Task to complete →
Skip the images. Copy the records exactly as written.
○ ○ ○
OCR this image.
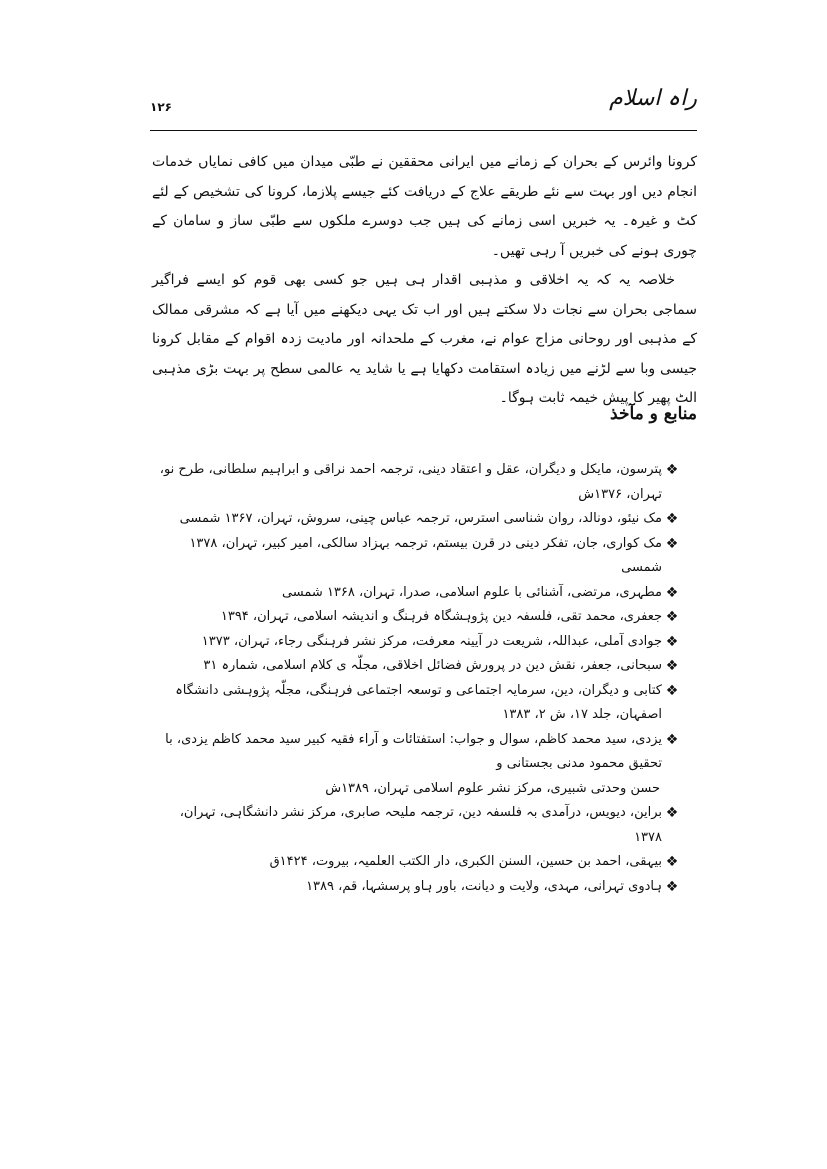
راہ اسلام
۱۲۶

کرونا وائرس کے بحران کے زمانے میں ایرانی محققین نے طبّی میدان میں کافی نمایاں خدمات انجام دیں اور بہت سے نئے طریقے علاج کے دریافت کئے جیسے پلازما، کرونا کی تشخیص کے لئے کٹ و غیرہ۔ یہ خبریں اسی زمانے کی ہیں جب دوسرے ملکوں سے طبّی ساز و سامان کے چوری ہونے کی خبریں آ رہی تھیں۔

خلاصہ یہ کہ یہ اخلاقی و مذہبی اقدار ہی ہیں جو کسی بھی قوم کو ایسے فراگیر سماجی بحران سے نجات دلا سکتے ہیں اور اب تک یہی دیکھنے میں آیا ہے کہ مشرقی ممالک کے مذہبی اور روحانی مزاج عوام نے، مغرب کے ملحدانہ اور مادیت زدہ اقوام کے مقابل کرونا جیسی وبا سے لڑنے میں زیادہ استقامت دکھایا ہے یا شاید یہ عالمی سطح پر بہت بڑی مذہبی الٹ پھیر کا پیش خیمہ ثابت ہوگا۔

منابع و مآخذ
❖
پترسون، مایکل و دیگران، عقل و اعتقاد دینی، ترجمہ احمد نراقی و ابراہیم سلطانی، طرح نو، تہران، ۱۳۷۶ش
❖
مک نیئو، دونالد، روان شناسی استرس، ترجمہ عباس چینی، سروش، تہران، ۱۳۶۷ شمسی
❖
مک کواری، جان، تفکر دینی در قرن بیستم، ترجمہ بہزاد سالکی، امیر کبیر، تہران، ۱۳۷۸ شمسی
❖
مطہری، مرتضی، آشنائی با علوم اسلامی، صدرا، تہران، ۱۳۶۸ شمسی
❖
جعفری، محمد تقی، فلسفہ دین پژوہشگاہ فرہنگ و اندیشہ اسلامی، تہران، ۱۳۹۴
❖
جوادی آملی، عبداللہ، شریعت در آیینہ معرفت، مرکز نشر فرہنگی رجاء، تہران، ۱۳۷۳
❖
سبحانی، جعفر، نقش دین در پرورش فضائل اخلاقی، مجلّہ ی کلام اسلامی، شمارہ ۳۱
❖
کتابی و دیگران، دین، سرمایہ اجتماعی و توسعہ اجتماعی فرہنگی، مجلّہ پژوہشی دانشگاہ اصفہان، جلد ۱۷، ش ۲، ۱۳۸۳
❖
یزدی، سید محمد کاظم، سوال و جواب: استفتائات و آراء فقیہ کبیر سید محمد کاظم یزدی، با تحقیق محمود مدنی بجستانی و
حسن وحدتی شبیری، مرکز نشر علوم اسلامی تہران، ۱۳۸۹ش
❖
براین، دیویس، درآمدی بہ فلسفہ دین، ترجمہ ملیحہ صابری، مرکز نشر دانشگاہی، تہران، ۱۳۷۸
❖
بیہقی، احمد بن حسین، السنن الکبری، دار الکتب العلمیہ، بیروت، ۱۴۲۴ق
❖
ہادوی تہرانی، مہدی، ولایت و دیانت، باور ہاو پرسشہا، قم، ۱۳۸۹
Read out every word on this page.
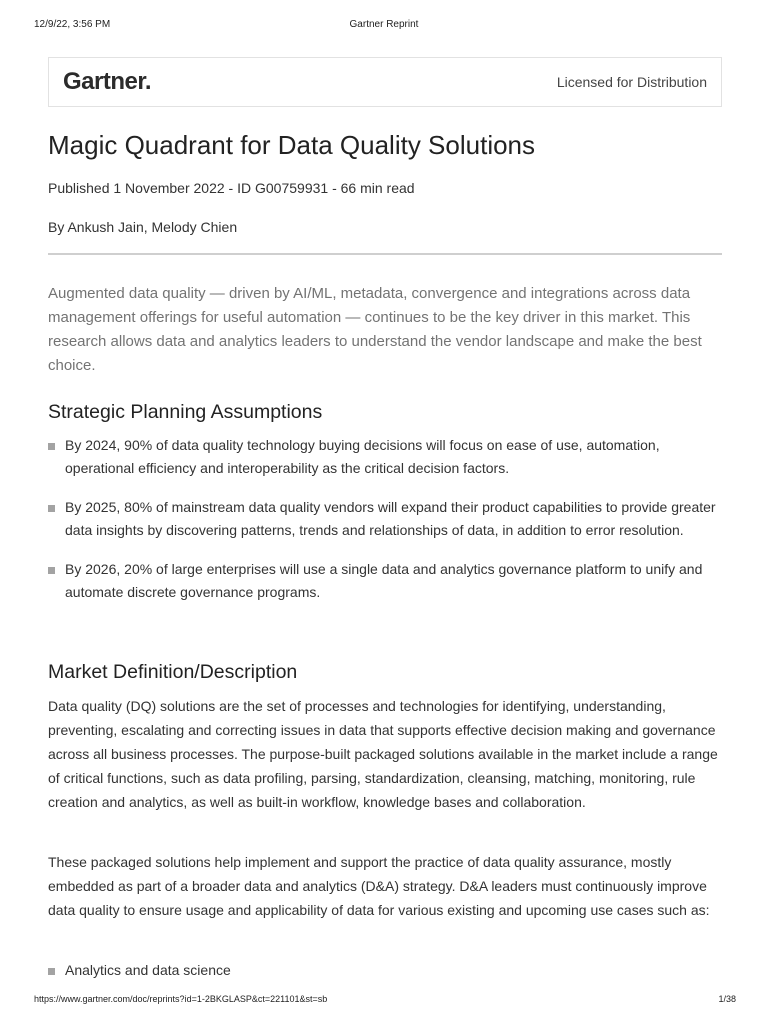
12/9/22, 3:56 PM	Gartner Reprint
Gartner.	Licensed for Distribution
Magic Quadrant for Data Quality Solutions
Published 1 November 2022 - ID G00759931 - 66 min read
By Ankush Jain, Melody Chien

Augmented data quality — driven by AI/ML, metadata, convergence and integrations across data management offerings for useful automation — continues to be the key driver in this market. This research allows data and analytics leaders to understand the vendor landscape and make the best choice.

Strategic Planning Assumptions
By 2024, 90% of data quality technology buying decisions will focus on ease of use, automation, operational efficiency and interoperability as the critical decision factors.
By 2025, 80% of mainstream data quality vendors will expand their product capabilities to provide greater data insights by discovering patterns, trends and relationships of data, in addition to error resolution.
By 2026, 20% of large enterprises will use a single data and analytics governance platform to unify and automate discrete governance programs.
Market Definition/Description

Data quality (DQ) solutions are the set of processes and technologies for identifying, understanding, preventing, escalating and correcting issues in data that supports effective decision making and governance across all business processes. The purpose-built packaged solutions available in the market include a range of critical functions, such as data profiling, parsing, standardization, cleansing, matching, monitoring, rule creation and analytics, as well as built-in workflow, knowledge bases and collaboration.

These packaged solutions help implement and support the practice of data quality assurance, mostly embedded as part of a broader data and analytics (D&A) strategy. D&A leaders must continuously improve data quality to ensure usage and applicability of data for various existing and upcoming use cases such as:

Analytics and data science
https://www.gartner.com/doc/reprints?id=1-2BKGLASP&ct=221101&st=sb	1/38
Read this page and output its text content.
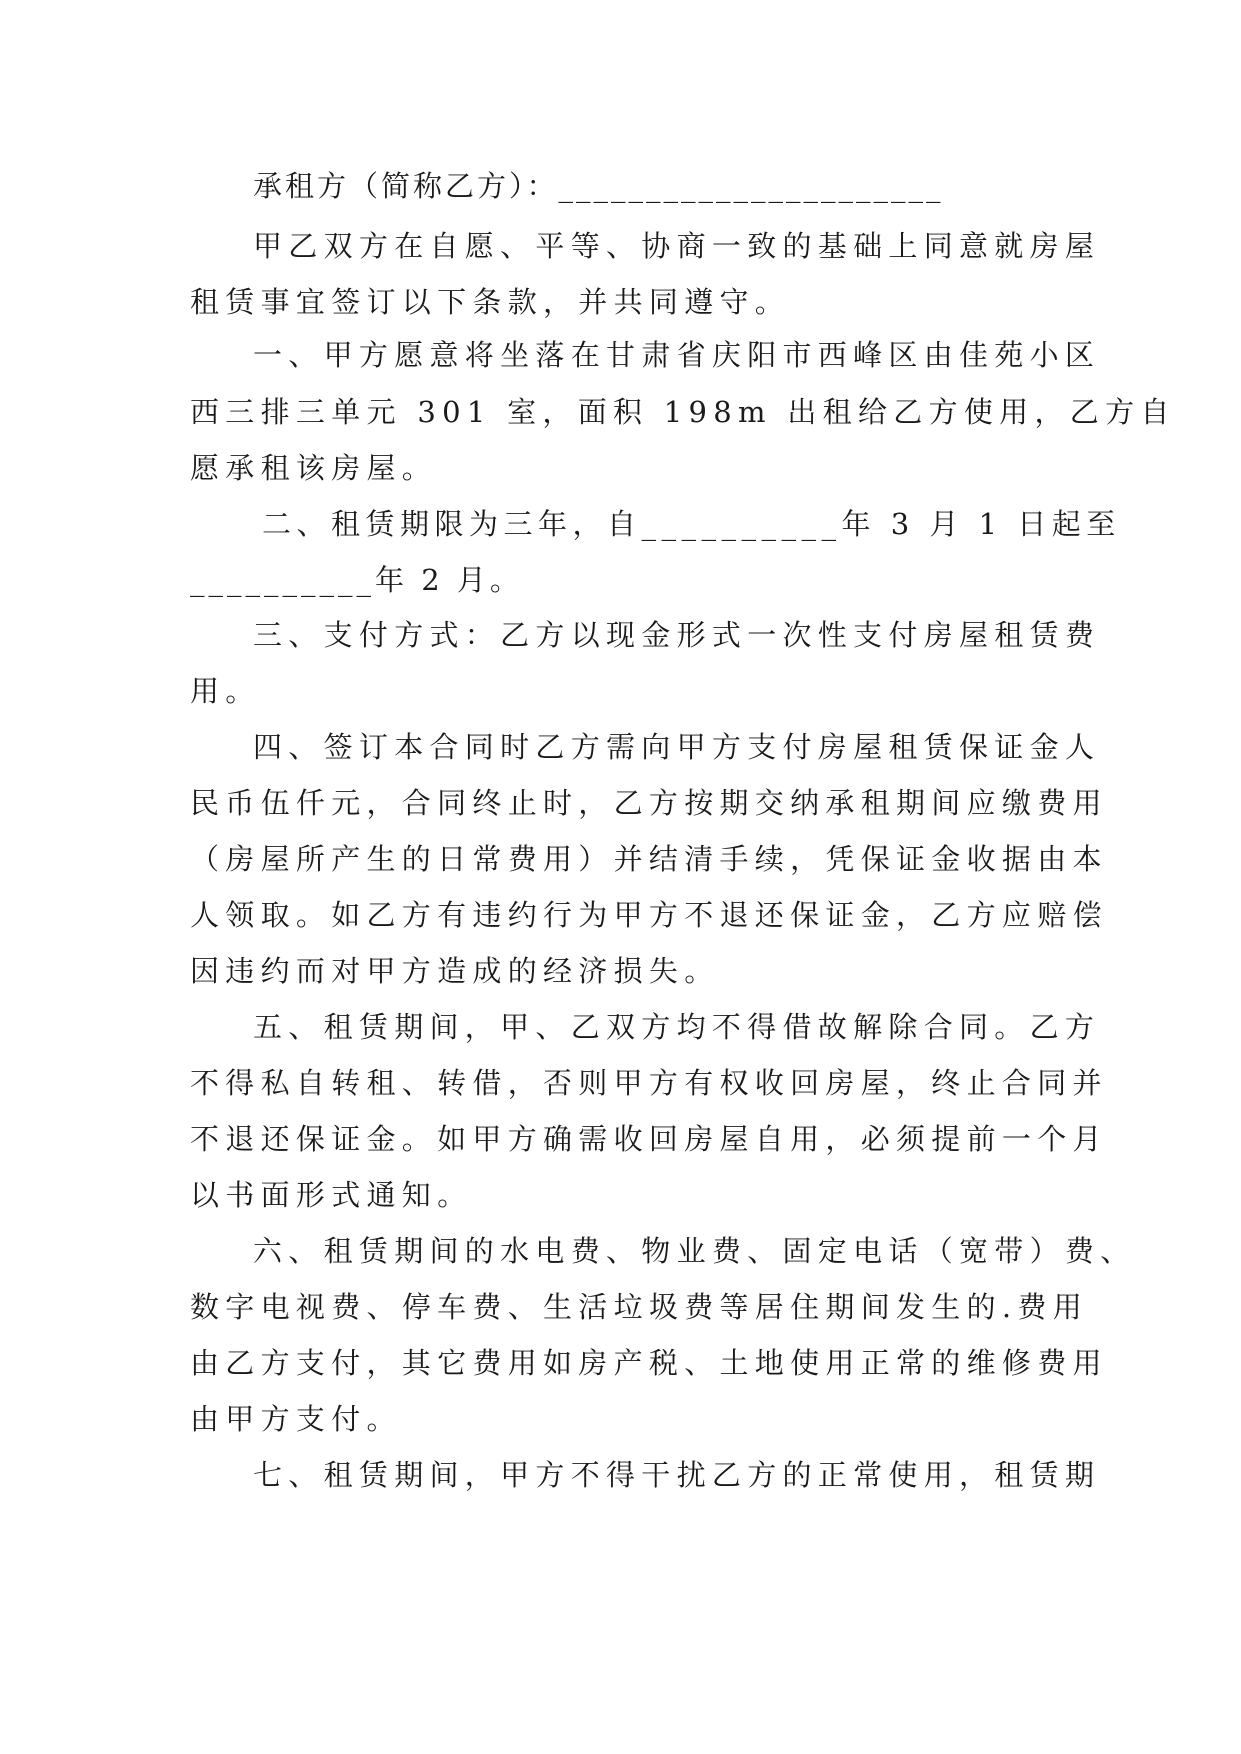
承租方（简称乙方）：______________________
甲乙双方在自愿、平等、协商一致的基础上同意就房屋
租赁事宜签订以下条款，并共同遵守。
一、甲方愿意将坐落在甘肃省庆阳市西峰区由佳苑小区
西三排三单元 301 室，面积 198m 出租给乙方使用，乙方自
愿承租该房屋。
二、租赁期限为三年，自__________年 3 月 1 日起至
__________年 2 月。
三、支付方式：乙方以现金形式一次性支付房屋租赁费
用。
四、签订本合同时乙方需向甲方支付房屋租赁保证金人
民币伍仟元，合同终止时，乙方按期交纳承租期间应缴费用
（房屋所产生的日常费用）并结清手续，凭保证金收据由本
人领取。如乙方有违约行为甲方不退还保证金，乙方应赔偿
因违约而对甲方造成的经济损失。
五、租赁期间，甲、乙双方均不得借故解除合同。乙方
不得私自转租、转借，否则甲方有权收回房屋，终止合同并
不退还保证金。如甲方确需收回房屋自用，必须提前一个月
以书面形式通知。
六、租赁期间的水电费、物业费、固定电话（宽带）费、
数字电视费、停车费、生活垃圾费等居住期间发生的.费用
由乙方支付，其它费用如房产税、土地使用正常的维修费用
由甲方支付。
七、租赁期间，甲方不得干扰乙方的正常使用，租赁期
○ ○ ○
Reply to the task →
OCR this image.
راہ اسلام
۱۲۶

کرونا وائرس کے بحران کے زمانے میں ایرانی محققین نے طبّی میدان میں کافی نمایاں خدمات انجام دیں اور بہت سے نئے طریقے علاج کے دریافت کئے جیسے پلازما، کرونا کی تشخیص کے لئے کٹ و غیرہ۔ یہ خبریں اسی زمانے کی ہیں جب دوسرے ملکوں سے طبّی ساز و سامان کے چوری ہونے کی خبریں آ رہی تھیں۔

خلاصہ یہ کہ یہ اخلاقی و مذہبی اقدار ہی ہیں جو کسی بھی قوم کو ایسے فراگیر سماجی بحران سے نجات دلا سکتے ہیں اور اب تک یہی دیکھنے میں آیا ہے کہ مشرقی ممالک کے مذہبی اور روحانی مزاج عوام نے، مغرب کے ملحدانہ اور مادیت زدہ اقوام کے مقابل کرونا جیسی وبا سے لڑنے میں زیادہ استقامت دکھایا ہے یا شاید یہ عالمی سطح پر بہت بڑی مذہبی الٹ پھیر کا پیش خیمہ ثابت ہوگا۔

منابع و مآخذ
❖
پترسون، مایکل و دیگران، عقل و اعتقاد دینی، ترجمہ احمد نراقی و ابراہیم سلطانی، طرح نو، تہران، ۱۳۷۶ش
❖
مک نیئو، دونالد، روان شناسی استرس، ترجمہ عباس چینی، سروش، تہران، ۱۳۶۷ شمسی
❖
مک کواری، جان، تفکر دینی در قرن بیستم، ترجمہ بہزاد سالکی، امیر کبیر، تہران، ۱۳۷۸ شمسی
❖
مطہری، مرتضی، آشنائی با علوم اسلامی، صدرا، تہران، ۱۳۶۸ شمسی
❖
جعفری، محمد تقی، فلسفہ دین پژوہشگاہ فرہنگ و اندیشہ اسلامی، تہران، ۱۳۹۴
❖
جوادی آملی، عبداللہ، شریعت در آیینہ معرفت، مرکز نشر فرہنگی رجاء، تہران، ۱۳۷۳
❖
سبحانی، جعفر، نقش دین در پرورش فضائل اخلاقی، مجلّہ ی کلام اسلامی، شمارہ ۳۱
❖
کتابی و دیگران، دین، سرمایہ اجتماعی و توسعہ اجتماعی فرہنگی، مجلّہ پژوہشی دانشگاہ اصفہان، جلد ۱۷، ش ۲، ۱۳۸۳
❖
یزدی، سید محمد کاظم، سوال و جواب: استفتائات و آراء فقیہ کبیر سید محمد کاظم یزدی، با تحقیق محمود مدنی بجستانی و
حسن وحدتی شبیری، مرکز نشر علوم اسلامی تہران، ۱۳۸۹ش
❖
براین، دیویس، درآمدی بہ فلسفہ دین، ترجمہ ملیحہ صابری، مرکز نشر دانشگاہی، تہران، ۱۳۷۸
❖
بیہقی، احمد بن حسین، السنن الکبری، دار الکتب العلمیہ، بیروت، ۱۴۲۴ق
❖
ہادوی تہرانی، مہدی، ولایت و دیانت، باور ہاو پرسشہا، قم، ۱۳۸۹
Read out every word on this page.
12/9/22, 3:56 PM	Gartner Reprint
Gartner.	Licensed for Distribution
Magic Quadrant for Data Quality Solutions
Published 1 November 2022 - ID G00759931 - 66 min read
By Ankush Jain, Melody Chien

Augmented data quality — driven by AI/ML, metadata, convergence and integrations across data management offerings for useful automation — continues to be the key driver in this market. This research allows data and analytics leaders to understand the vendor landscape and make the best choice.

Strategic Planning Assumptions
By 2024, 90% of data quality technology buying decisions will focus on ease of use, automation, operational efficiency and interoperability as the critical decision factors.
By 2025, 80% of mainstream data quality vendors will expand their product capabilities to provide greater data insights by discovering patterns, trends and relationships of data, in addition to error resolution.
By 2026, 20% of large enterprises will use a single data and analytics governance platform to unify and automate discrete governance programs.
Market Definition/Description

Data quality (DQ) solutions are the set of processes and technologies for identifying, understanding, preventing, escalating and correcting issues in data that supports effective decision making and governance across all business processes. The purpose-built packaged solutions available in the market include a range of critical functions, such as data profiling, parsing, standardization, cleansing, matching, monitoring, rule creation and analytics, as well as built-in workflow, knowledge bases and collaboration.

These packaged solutions help implement and support the practice of data quality assurance, mostly embedded as part of a broader data and analytics (D&A) strategy. D&A leaders must continuously improve data quality to ensure usage and applicability of data for various existing and upcoming use cases such as:

Analytics and data science
https://www.gartner.com/doc/reprints?id=1-2BKGLASP&ct=221101&st=sb	1/38
Read this page and output its text content.
承租方（简称乙方）：______________________
甲乙双方在自愿、平等、协商一致的基础上同意就房屋
租赁事宜签订以下条款，并共同遵守。
一、甲方愿意将坐落在甘肃省庆阳市西峰区由佳苑小区
西三排三单元 301 室，面积 198m 出租给乙方使用，乙方自
愿承租该房屋。
二、租赁期限为三年，自__________年 3 月 1 日起至
__________年 2 月。
三、支付方式：乙方以现金形式一次性支付房屋租赁费
用。
四、签订本合同时乙方需向甲方支付房屋租赁保证金人
民币伍仟元，合同终止时，乙方按期交纳承租期间应缴费用
（房屋所产生的日常费用）并结清手续，凭保证金收据由本
人领取。如乙方有违约行为甲方不退还保证金，乙方应赔偿
因违约而对甲方造成的经济损失。
五、租赁期间，甲、乙双方均不得借故解除合同。乙方
不得私自转租、转借，否则甲方有权收回房屋，终止合同并
不退还保证金。如甲方确需收回房屋自用，必须提前一个月
以书面形式通知。
六、租赁期间的水电费、物业费、固定电话（宽带）费、
数字电视费、停车费、生活垃圾费等居住期间发生的.费用
由乙方支付，其它费用如房产税、土地使用正常的维修费用
由甲方支付。
七、租赁期间，甲方不得干扰乙方的正常使用，租赁期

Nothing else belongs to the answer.